**Exercise task**
Give back the whole listing exactly as shown.
>> Begin Raw records
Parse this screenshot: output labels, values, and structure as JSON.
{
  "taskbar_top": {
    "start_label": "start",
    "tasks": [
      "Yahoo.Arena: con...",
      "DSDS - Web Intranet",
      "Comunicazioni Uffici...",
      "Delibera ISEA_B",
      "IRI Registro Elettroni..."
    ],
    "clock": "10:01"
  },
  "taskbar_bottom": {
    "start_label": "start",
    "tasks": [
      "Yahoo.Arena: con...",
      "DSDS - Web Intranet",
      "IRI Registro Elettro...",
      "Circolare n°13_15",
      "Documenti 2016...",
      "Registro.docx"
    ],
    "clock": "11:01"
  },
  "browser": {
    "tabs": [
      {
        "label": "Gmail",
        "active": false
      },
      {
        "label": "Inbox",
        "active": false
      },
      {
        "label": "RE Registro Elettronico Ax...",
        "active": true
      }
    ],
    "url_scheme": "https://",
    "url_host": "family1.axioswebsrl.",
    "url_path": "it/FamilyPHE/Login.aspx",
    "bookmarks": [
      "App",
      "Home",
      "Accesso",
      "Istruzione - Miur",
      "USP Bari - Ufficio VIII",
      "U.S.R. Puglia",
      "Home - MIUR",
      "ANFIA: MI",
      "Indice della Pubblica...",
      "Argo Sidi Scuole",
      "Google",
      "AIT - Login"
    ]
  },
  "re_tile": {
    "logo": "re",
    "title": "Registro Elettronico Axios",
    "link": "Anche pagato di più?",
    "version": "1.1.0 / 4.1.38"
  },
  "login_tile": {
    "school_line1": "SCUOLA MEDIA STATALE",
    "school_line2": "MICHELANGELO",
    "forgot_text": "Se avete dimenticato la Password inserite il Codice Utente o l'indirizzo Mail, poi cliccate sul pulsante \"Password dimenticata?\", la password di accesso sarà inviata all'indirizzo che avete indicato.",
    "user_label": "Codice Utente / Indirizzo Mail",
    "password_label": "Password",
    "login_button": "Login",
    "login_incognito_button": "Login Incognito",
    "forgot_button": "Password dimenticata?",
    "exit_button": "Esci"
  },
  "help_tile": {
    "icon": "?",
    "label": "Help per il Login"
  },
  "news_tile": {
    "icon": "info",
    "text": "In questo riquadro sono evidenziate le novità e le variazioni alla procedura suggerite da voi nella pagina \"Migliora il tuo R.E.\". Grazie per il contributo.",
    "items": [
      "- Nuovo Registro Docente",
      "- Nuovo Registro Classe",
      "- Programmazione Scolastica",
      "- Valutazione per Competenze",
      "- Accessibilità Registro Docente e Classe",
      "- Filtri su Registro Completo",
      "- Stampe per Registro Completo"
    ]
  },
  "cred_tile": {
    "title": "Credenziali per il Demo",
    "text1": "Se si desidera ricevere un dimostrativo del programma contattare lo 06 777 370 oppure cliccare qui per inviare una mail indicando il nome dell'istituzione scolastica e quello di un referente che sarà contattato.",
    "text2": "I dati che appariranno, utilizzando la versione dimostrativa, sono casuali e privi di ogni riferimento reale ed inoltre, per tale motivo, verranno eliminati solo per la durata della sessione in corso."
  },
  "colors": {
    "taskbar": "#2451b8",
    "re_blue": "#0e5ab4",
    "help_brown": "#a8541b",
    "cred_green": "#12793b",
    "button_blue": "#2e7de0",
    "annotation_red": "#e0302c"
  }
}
>> End Raw records
**Output for this task**
Parse this screenshot: output labels, values, and structure as JSON.
{
  "taskbar_top": {
    "start_label": "start",
    "tasks": [
      "Yahoo.Arena: con...",
      "DSDS - Web Intranet",
      "Comunicazioni Uffici...",
      "Delibera ISEA_B",
      "IRI Registro Elettroni..."
    ],
    "clock": "10:01"
  },
  "taskbar_bottom": {
    "start_label": "start",
    "tasks": [
      "Yahoo.Arena: con...",
      "DSDS - Web Intranet",
      "IRI Registro Elettro...",
      "Circolare n°13_15",
      "Documenti 2016...",
      "Registro.docx"
    ],
    "clock": "11:01"
  },
  "browser": {
    "tabs": [
      {
        "label": "Gmail",
        "active": false
      },
      {
        "label": "Inbox",
        "active": false
      },
      {
        "label": "RE Registro Elettronico Ax...",
        "active": true
      }
    ],
    "url_scheme": "https://",
    "url_host": "family1.axioswebsrl.",
    "url_path": "it/FamilyPHE/Login.aspx",
    "bookmarks": [
      "App",
      "Home",
      "Accesso",
      "Istruzione - Miur",
      "USP Bari - Ufficio VIII",
      "U.S.R. Puglia",
      "Home - MIUR",
      "ANFIA: MI",
      "Indice della Pubblica...",
      "Argo Sidi Scuole",
      "Google",
      "AIT - Login"
    ]
  },
  "re_tile": {
    "logo": "re",
    "title": "Registro Elettronico Axios",
    "link": "Anche pagato di più?",
    "version": "1.1.0 / 4.1.38"
  },
  "login_tile": {
    "school_line1": "SCUOLA MEDIA STATALE",
    "school_line2": "MICHELANGELO",
    "forgot_text": "Se avete dimenticato la Password inserite il Codice Utente o l'indirizzo Mail, poi cliccate sul pulsante \"Password dimenticata?\", la password di accesso sarà inviata all'indirizzo che avete indicato.",
    "user_label": "Codice Utente / Indirizzo Mail",
    "password_label": "Password",
    "login_button": "Login",
    "login_incognito_button": "Login Incognito",
    "forgot_button": "Password dimenticata?",
    "exit_button": "Esci"
  },
  "help_tile": {
    "icon": "?",
    "label": "Help per il Login"
  },
  "news_tile": {
    "icon": "info",
    "text": "In questo riquadro sono evidenziate le novità e le variazioni alla procedura suggerite da voi nella pagina \"Migliora il tuo R.E.\". Grazie per il contributo.",
    "items": [
      "- Nuovo Registro Docente",
      "- Nuovo Registro Classe",
      "- Programmazione Scolastica",
      "- Valutazione per Competenze",
      "- Accessibilità Registro Docente e Classe",
      "- Filtri su Registro Completo",
      "- Stampe per Registro Completo"
    ]
  },
  "cred_tile": {
    "title": "Credenziali per il Demo",
    "text1": "Se si desidera ricevere un dimostrativo del programma contattare lo 06 777 370 oppure cliccare qui per inviare una mail indicando il nome dell'istituzione scolastica e quello di un referente che sarà contattato.",
    "text2": "I dati che appariranno, utilizzando la versione dimostrativa, sono casuali e privi di ogni riferimento reale ed inoltre, per tale motivo, verranno eliminati solo per la durata della sessione in corso."
  },
  "colors": {
    "taskbar": "#2451b8",
    "re_blue": "#0e5ab4",
    "help_brown": "#a8541b",
    "cred_green": "#12793b",
    "button_blue": "#2e7de0",
    "annotation_red": "#e0302c"
  }
}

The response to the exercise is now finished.